• [Set exercise]: Locate every line in the records below that contains the word "robots", and copy each one.

[Data entries]
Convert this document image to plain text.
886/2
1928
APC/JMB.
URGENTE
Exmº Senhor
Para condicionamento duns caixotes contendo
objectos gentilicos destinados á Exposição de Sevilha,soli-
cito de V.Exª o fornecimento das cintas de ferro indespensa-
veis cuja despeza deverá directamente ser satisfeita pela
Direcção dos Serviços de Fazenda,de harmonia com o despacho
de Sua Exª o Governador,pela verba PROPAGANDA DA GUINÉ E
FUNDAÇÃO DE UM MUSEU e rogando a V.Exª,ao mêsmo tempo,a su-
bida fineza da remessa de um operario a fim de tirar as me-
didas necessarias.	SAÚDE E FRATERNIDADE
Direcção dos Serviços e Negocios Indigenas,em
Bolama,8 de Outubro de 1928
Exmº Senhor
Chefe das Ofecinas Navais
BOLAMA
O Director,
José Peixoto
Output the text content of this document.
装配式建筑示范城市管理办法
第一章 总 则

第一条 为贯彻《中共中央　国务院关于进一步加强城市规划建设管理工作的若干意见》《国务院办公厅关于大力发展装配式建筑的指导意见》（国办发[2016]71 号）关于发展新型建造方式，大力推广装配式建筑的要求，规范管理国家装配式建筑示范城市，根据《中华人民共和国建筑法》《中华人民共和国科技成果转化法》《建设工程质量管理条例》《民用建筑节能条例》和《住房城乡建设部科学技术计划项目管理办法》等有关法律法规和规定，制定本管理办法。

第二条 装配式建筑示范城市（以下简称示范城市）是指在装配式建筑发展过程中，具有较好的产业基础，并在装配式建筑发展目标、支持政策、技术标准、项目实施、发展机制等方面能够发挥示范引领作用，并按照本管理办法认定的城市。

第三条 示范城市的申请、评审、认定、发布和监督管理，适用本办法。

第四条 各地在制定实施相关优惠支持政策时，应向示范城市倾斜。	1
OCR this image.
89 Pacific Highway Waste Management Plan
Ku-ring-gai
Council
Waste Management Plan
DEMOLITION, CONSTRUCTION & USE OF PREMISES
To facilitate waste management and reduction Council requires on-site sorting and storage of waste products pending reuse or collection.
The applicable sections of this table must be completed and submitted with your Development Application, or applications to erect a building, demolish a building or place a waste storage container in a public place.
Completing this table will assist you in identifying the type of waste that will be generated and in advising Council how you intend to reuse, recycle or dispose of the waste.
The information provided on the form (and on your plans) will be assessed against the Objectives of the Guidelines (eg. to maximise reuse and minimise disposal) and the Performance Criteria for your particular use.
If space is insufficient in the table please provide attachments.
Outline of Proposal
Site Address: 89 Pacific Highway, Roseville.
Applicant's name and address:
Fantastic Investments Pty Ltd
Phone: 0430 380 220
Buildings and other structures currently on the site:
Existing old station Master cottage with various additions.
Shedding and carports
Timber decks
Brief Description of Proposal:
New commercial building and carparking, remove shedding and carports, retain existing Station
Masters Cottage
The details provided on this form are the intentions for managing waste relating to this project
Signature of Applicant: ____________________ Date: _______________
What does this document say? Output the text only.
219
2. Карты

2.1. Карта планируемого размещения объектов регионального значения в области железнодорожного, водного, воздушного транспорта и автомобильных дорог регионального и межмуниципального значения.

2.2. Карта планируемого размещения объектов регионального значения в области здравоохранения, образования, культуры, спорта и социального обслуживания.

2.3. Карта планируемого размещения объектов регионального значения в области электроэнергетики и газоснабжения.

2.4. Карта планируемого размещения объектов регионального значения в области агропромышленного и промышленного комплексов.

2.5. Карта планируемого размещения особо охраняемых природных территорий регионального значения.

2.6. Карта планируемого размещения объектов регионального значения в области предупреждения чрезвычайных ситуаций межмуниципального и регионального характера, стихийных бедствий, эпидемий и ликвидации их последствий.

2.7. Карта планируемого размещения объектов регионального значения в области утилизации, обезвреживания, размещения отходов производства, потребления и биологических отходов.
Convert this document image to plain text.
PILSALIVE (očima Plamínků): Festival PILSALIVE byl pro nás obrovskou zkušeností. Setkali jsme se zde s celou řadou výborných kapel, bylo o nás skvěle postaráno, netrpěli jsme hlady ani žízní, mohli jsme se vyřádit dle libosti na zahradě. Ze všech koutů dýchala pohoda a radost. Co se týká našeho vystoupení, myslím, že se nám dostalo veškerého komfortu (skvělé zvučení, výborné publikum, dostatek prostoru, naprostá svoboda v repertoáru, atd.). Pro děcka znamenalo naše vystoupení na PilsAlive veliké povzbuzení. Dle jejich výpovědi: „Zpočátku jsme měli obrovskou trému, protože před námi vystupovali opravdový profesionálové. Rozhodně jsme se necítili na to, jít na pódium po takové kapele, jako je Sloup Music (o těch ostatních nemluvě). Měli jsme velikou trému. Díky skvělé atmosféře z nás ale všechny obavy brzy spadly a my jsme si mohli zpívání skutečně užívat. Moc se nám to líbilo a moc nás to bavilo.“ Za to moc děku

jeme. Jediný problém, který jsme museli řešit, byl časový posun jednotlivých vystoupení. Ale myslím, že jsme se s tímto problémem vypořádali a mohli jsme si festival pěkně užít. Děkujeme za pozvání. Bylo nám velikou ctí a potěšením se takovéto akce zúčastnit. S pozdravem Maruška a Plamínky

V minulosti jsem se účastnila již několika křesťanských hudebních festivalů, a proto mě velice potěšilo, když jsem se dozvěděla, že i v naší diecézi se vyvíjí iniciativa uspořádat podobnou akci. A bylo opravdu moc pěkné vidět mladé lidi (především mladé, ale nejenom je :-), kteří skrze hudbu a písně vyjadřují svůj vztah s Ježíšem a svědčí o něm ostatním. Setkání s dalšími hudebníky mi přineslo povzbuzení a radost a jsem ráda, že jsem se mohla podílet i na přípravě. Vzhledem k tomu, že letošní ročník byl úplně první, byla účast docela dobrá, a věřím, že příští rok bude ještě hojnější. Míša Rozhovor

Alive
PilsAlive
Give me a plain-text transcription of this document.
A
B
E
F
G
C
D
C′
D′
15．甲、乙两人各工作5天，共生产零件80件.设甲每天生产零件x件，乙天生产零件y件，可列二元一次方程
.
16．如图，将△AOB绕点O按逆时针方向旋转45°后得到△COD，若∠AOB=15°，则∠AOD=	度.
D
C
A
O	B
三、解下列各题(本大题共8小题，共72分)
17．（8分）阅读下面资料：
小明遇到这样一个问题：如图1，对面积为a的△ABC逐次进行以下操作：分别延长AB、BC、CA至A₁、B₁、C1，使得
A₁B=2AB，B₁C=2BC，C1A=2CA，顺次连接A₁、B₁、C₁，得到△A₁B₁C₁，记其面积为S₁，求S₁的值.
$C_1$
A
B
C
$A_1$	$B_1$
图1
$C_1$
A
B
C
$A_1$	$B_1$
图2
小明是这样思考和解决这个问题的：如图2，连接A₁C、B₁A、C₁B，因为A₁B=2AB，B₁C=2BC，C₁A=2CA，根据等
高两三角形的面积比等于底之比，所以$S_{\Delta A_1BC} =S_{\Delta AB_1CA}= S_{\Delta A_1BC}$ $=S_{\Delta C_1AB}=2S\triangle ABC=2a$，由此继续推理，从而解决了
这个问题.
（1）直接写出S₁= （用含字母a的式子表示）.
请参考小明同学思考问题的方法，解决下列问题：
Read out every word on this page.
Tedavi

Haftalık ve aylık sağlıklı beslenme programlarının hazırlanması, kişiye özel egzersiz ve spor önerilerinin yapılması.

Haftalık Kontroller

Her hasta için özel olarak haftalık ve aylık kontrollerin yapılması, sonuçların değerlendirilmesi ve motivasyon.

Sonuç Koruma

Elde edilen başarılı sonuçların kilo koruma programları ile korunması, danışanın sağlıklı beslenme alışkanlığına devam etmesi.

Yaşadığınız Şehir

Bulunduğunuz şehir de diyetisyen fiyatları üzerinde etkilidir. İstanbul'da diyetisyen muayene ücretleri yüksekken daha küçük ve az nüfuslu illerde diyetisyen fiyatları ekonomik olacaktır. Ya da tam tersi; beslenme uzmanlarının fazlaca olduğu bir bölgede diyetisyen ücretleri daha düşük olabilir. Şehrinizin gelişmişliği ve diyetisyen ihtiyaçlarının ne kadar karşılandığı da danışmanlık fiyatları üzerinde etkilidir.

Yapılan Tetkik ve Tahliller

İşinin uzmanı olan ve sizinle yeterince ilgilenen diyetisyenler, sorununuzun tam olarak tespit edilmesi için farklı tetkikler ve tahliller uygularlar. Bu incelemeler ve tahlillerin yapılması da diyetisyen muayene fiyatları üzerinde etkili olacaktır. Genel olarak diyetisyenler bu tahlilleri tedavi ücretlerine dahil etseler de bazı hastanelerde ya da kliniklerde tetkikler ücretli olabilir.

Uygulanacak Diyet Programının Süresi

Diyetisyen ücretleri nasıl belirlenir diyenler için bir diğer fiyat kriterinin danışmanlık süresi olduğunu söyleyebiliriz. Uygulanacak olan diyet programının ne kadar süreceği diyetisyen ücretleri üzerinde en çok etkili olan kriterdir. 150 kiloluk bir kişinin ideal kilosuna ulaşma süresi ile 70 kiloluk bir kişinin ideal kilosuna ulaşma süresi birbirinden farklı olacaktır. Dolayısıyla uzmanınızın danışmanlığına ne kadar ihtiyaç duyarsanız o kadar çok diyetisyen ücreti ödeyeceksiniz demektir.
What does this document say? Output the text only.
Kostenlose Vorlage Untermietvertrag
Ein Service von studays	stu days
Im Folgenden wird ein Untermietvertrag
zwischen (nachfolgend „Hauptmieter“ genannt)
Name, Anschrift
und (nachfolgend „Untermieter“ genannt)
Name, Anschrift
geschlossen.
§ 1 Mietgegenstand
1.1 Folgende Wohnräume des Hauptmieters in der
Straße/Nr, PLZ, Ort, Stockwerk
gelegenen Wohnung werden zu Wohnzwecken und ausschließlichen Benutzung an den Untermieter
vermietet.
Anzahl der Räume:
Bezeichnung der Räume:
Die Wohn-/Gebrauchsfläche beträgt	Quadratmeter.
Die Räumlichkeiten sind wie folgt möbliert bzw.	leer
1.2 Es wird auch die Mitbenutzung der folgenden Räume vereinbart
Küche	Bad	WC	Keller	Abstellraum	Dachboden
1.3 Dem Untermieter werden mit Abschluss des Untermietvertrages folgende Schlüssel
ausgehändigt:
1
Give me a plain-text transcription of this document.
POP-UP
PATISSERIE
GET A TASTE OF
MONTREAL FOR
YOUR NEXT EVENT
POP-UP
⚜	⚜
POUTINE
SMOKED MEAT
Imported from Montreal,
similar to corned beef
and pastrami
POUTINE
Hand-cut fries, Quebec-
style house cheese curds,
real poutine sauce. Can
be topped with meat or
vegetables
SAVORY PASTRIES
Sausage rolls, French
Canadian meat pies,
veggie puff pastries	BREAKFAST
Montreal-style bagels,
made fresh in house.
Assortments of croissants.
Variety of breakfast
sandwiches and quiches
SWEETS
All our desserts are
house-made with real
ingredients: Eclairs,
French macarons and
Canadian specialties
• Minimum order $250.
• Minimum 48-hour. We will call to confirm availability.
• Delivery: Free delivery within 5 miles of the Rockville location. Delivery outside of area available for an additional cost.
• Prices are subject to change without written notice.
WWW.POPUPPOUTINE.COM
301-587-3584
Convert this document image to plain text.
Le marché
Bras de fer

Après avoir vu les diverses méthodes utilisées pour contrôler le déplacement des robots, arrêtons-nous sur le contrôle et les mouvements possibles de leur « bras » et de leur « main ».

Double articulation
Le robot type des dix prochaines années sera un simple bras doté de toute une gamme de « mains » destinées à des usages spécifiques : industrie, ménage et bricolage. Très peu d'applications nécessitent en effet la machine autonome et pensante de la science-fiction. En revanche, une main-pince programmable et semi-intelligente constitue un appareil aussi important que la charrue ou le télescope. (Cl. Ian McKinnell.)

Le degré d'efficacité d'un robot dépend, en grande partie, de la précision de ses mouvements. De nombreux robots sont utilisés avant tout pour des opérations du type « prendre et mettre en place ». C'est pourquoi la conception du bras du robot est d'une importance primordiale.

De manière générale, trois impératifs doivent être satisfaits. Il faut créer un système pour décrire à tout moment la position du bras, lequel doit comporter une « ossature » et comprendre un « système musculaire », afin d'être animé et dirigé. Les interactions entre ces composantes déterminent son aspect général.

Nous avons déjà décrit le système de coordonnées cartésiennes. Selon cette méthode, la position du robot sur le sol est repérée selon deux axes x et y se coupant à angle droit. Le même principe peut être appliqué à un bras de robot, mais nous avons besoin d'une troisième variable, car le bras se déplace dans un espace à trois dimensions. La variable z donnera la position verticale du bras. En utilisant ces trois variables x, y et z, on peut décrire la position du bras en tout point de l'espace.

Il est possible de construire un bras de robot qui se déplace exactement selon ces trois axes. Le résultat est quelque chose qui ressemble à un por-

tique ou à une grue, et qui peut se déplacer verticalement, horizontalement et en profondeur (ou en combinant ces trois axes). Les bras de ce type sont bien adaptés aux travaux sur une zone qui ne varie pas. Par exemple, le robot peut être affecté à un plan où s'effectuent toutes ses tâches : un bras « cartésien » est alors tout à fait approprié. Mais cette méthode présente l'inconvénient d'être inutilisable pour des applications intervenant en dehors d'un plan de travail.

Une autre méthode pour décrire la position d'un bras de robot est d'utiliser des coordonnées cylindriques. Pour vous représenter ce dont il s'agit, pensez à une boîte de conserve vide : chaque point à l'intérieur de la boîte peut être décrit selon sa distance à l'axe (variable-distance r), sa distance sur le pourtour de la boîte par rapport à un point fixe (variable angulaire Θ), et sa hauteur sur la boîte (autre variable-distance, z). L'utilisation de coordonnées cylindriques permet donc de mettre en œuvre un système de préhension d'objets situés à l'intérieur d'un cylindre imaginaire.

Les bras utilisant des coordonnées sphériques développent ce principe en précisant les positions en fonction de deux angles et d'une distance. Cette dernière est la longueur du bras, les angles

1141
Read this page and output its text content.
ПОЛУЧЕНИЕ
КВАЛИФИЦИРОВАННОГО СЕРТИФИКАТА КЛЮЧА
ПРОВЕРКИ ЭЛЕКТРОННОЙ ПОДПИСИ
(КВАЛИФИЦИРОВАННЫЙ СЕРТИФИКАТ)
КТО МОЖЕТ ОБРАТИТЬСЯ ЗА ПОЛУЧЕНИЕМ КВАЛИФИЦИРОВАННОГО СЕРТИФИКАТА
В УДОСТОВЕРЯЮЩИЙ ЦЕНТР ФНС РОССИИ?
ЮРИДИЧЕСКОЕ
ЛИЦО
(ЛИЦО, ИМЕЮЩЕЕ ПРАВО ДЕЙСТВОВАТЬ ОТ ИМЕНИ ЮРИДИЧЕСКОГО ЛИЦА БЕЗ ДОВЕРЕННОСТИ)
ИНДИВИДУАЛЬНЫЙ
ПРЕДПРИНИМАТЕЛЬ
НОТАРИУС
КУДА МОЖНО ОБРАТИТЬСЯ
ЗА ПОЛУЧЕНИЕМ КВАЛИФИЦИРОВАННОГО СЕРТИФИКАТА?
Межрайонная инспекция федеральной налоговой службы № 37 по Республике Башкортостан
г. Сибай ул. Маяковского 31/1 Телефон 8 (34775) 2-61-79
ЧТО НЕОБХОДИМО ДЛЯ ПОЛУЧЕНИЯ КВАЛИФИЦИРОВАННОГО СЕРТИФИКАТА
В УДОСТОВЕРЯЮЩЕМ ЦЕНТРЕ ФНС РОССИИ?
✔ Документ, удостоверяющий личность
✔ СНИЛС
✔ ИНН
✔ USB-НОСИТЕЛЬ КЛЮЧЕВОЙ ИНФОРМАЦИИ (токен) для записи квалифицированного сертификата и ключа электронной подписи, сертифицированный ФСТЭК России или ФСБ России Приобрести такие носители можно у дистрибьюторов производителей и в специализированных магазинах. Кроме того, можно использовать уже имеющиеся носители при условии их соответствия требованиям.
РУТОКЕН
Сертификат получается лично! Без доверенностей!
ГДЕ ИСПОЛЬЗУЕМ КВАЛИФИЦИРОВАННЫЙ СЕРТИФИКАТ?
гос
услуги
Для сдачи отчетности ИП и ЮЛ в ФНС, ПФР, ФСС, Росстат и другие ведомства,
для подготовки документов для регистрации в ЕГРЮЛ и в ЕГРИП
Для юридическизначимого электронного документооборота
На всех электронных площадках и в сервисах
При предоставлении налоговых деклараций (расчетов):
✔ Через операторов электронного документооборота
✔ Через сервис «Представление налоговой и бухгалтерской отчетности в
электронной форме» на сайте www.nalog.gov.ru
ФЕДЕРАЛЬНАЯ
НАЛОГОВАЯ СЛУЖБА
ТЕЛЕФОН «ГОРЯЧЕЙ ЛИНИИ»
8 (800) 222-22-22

• [Correct output]:
Après avoir vu les diverses méthodes utilisées pour contrôler le déplacement des robots, arrêtons-nous sur le contrôle et les mouvements possibles de leur « bras » et de leur « main ».
Le degré d'efficacité d'un robot dépend, en grande partie, de la précision de ses mouvements. De nombreux robots sont utilisés avant tout pour des opérations du type « prendre et mettre en place ». C'est pourquoi la conception du bras du robot est d'une importance primordiale.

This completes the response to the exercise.